Tell how many lines include the string "utlandsfödda". Answer with a single number.

Figure record listings
<<<<

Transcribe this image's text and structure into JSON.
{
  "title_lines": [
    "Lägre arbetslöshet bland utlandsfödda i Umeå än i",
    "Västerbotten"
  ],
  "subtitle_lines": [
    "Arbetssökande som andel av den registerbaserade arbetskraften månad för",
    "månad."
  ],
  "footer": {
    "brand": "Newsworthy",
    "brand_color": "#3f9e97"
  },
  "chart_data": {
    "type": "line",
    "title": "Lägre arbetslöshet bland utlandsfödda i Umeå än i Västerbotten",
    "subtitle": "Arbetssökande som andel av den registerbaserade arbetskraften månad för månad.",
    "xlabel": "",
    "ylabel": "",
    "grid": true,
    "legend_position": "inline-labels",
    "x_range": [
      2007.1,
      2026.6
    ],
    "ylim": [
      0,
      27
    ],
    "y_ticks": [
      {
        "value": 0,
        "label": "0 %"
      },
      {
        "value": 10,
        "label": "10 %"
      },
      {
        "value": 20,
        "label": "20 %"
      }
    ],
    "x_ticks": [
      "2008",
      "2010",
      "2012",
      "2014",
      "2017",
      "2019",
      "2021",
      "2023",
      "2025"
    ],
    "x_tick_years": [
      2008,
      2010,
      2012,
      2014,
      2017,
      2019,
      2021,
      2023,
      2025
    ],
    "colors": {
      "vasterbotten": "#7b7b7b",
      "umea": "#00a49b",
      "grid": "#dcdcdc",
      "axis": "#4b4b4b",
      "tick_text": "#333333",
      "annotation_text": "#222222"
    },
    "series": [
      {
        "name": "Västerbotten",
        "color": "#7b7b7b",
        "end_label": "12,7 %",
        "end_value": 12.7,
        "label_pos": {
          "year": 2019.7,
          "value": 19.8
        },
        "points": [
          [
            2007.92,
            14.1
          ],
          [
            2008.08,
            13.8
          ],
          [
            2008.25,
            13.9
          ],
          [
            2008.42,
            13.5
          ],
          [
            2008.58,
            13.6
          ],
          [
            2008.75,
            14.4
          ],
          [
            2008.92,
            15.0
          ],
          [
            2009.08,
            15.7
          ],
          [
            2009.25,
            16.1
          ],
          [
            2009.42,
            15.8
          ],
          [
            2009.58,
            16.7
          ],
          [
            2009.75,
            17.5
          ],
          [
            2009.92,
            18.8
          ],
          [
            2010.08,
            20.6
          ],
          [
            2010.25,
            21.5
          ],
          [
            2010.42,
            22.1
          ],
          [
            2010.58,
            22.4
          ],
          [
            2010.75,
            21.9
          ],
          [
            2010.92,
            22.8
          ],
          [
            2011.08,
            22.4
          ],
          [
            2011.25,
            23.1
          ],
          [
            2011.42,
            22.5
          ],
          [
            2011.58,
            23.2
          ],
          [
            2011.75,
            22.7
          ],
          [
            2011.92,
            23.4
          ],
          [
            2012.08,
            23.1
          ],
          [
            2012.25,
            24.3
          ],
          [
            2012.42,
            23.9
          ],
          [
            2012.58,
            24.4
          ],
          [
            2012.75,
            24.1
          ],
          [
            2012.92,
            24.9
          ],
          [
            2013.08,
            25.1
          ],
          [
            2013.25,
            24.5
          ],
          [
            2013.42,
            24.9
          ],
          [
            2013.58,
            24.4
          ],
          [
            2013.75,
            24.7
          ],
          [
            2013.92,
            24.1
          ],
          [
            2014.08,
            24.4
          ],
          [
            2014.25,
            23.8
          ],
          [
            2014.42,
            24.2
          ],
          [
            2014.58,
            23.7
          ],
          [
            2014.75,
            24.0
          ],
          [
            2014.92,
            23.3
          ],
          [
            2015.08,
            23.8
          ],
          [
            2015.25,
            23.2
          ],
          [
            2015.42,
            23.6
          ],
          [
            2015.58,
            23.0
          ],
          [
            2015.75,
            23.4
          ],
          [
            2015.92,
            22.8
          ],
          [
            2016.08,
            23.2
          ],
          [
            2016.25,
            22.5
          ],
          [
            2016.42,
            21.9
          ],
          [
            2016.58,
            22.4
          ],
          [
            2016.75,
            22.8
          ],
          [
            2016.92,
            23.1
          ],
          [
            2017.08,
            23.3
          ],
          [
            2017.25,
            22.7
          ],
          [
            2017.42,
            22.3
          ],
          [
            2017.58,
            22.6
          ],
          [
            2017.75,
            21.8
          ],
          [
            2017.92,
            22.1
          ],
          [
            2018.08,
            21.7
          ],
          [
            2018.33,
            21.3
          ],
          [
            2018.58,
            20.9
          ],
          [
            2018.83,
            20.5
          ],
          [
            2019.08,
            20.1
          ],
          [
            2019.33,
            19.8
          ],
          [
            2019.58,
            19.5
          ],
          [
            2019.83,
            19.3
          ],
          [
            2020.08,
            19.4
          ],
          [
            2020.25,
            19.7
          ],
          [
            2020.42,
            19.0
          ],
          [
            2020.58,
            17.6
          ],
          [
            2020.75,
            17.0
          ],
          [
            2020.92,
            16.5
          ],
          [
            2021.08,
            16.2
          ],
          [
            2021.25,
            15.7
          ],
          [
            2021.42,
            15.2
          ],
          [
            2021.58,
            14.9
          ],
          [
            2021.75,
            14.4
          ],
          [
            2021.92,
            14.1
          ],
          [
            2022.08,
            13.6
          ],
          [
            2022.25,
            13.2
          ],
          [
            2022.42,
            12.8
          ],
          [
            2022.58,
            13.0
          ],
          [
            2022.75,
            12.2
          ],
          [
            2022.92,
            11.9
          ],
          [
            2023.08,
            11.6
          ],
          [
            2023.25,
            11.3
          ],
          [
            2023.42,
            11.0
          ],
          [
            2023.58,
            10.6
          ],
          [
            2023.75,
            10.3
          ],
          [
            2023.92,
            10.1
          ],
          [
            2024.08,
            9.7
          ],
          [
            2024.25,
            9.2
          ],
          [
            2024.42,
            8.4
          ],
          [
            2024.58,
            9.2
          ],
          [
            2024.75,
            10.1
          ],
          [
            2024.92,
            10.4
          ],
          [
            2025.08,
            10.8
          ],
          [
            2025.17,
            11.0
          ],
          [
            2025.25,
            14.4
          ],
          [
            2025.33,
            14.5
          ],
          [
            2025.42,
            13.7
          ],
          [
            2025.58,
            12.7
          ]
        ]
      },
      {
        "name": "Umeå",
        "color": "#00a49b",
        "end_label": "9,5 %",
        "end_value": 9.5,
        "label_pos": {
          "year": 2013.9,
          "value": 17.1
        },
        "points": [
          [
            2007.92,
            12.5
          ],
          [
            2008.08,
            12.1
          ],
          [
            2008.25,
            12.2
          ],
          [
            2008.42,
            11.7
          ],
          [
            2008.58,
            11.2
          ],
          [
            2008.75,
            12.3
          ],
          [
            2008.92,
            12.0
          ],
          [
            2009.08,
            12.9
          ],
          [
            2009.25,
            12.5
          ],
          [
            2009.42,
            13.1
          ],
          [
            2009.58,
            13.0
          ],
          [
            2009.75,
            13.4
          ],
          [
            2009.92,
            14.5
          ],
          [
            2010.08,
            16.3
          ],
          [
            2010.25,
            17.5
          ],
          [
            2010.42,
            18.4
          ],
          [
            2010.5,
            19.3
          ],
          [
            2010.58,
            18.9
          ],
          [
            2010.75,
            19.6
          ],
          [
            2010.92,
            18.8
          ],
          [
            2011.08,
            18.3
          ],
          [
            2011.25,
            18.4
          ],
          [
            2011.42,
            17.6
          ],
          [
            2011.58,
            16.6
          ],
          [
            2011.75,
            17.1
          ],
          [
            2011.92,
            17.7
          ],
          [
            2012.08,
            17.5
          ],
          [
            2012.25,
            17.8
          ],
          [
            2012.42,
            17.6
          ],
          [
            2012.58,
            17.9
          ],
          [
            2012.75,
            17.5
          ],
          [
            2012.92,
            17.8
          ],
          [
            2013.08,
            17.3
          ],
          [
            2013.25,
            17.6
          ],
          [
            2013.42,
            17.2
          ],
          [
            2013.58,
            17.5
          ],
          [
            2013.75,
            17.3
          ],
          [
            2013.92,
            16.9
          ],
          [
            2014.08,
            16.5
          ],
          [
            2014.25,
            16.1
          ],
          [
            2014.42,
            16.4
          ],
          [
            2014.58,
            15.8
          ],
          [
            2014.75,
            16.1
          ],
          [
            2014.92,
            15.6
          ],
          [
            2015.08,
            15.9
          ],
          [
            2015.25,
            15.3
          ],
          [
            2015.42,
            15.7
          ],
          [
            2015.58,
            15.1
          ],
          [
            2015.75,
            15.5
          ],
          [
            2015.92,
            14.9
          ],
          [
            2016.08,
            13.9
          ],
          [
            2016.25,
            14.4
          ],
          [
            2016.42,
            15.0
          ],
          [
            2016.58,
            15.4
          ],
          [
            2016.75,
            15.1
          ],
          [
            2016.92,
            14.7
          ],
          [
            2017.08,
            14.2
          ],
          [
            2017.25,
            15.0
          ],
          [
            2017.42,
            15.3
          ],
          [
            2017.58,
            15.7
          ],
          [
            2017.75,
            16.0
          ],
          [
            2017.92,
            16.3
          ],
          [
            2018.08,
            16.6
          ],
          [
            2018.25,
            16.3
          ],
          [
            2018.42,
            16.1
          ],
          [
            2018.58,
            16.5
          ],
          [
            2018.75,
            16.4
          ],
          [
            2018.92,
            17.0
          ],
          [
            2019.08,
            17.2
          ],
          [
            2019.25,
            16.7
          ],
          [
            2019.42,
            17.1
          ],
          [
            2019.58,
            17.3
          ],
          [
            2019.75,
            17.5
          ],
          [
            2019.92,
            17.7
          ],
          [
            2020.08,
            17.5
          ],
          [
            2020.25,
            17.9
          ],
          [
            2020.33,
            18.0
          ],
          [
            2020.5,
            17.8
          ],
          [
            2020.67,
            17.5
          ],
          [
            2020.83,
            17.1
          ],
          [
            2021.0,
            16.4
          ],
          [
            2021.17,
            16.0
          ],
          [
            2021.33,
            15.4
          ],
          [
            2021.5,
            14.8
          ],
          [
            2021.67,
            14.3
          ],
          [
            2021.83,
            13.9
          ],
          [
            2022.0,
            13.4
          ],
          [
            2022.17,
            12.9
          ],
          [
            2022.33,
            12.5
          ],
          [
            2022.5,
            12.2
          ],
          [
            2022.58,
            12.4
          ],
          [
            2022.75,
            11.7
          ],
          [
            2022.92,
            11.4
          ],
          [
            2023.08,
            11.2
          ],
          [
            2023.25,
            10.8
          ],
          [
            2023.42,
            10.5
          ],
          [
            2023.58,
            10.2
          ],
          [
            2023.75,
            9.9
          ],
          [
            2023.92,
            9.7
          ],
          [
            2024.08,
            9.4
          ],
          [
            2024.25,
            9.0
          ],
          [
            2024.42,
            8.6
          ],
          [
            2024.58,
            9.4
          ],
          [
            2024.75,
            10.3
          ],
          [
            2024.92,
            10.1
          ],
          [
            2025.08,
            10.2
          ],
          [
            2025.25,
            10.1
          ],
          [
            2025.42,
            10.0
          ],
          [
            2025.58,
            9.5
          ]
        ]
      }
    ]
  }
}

>>>>

▸ FULL OUTPUT
2